### Stated problem
Write out the data below exactly as given, without any of its pictures.

── Dataset content

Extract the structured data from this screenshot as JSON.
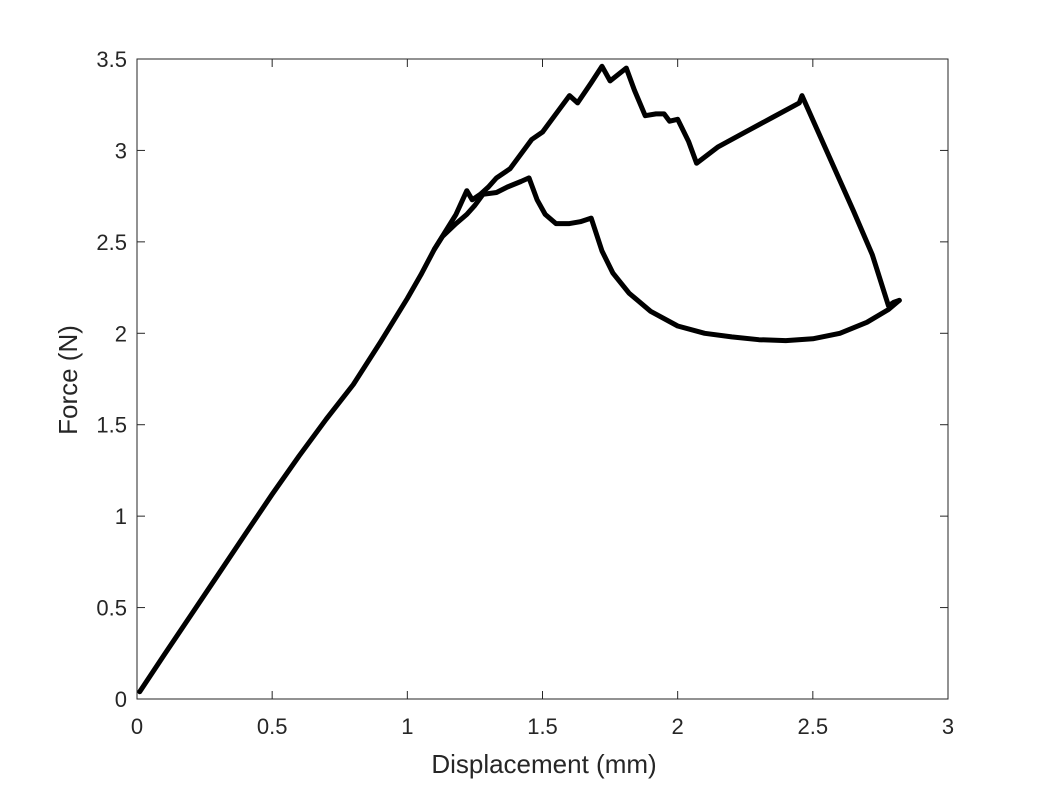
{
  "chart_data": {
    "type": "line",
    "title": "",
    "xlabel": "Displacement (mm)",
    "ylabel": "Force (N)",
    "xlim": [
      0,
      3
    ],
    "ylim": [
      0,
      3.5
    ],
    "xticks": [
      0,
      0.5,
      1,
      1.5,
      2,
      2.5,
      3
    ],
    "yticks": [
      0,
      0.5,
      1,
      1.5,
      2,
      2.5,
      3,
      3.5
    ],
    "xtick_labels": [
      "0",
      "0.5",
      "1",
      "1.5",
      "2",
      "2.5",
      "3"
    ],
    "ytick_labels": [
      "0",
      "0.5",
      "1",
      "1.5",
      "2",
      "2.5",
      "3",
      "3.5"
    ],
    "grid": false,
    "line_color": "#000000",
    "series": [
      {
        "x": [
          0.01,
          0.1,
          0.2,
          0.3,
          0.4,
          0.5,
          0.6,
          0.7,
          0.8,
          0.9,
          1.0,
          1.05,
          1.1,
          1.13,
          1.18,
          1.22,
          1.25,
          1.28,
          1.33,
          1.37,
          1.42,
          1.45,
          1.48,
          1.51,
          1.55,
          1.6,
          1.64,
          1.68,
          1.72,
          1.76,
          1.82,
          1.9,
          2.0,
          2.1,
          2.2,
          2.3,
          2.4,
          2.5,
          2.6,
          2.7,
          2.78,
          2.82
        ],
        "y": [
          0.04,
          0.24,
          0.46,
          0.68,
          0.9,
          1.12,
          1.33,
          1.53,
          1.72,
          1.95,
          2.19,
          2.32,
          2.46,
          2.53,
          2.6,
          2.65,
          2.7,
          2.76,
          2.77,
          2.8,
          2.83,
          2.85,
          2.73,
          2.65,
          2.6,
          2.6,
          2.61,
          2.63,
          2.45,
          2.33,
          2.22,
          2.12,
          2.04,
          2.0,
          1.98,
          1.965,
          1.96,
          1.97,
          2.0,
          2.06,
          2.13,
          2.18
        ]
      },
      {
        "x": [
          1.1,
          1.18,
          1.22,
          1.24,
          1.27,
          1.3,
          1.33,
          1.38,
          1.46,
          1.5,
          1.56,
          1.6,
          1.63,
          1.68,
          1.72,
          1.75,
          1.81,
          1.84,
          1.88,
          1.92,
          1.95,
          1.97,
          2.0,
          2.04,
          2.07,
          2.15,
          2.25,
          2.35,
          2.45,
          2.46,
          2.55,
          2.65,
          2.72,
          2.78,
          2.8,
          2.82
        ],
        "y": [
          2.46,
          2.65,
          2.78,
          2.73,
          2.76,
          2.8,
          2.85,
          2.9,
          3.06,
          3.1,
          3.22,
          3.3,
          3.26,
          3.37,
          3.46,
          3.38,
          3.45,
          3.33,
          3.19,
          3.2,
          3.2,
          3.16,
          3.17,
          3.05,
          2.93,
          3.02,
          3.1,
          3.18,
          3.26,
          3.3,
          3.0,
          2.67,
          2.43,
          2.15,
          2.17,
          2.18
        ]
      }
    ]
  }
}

────

### Task output
Extract the structured data from this screenshot as JSON.
{
  "chart_data": {
    "type": "line",
    "title": "",
    "xlabel": "Displacement (mm)",
    "ylabel": "Force (N)",
    "xlim": [
      0,
      3
    ],
    "ylim": [
      0,
      3.5
    ],
    "xticks": [
      0,
      0.5,
      1,
      1.5,
      2,
      2.5,
      3
    ],
    "yticks": [
      0,
      0.5,
      1,
      1.5,
      2,
      2.5,
      3,
      3.5
    ],
    "xtick_labels": [
      "0",
      "0.5",
      "1",
      "1.5",
      "2",
      "2.5",
      "3"
    ],
    "ytick_labels": [
      "0",
      "0.5",
      "1",
      "1.5",
      "2",
      "2.5",
      "3",
      "3.5"
    ],
    "grid": false,
    "line_color": "#000000",
    "series": [
      {
        "x": [
          0.01,
          0.1,
          0.2,
          0.3,
          0.4,
          0.5,
          0.6,
          0.7,
          0.8,
          0.9,
          1.0,
          1.05,
          1.1,
          1.13,
          1.18,
          1.22,
          1.25,
          1.28,
          1.33,
          1.37,
          1.42,
          1.45,
          1.48,
          1.51,
          1.55,
          1.6,
          1.64,
          1.68,
          1.72,
          1.76,
          1.82,
          1.9,
          2.0,
          2.1,
          2.2,
          2.3,
          2.4,
          2.5,
          2.6,
          2.7,
          2.78,
          2.82
        ],
        "y": [
          0.04,
          0.24,
          0.46,
          0.68,
          0.9,
          1.12,
          1.33,
          1.53,
          1.72,
          1.95,
          2.19,
          2.32,
          2.46,
          2.53,
          2.6,
          2.65,
          2.7,
          2.76,
          2.77,
          2.8,
          2.83,
          2.85,
          2.73,
          2.65,
          2.6,
          2.6,
          2.61,
          2.63,
          2.45,
          2.33,
          2.22,
          2.12,
          2.04,
          2.0,
          1.98,
          1.965,
          1.96,
          1.97,
          2.0,
          2.06,
          2.13,
          2.18
        ]
      },
      {
        "x": [
          1.1,
          1.18,
          1.22,
          1.24,
          1.27,
          1.3,
          1.33,
          1.38,
          1.46,
          1.5,
          1.56,
          1.6,
          1.63,
          1.68,
          1.72,
          1.75,
          1.81,
          1.84,
          1.88,
          1.92,
          1.95,
          1.97,
          2.0,
          2.04,
          2.07,
          2.15,
          2.25,
          2.35,
          2.45,
          2.46,
          2.55,
          2.65,
          2.72,
          2.78,
          2.8,
          2.82
        ],
        "y": [
          2.46,
          2.65,
          2.78,
          2.73,
          2.76,
          2.8,
          2.85,
          2.9,
          3.06,
          3.1,
          3.22,
          3.3,
          3.26,
          3.37,
          3.46,
          3.38,
          3.45,
          3.33,
          3.19,
          3.2,
          3.2,
          3.16,
          3.17,
          3.05,
          2.93,
          3.02,
          3.1,
          3.18,
          3.26,
          3.3,
          3.0,
          2.67,
          2.43,
          2.15,
          2.17,
          2.18
        ]
      }
    ]
  }
}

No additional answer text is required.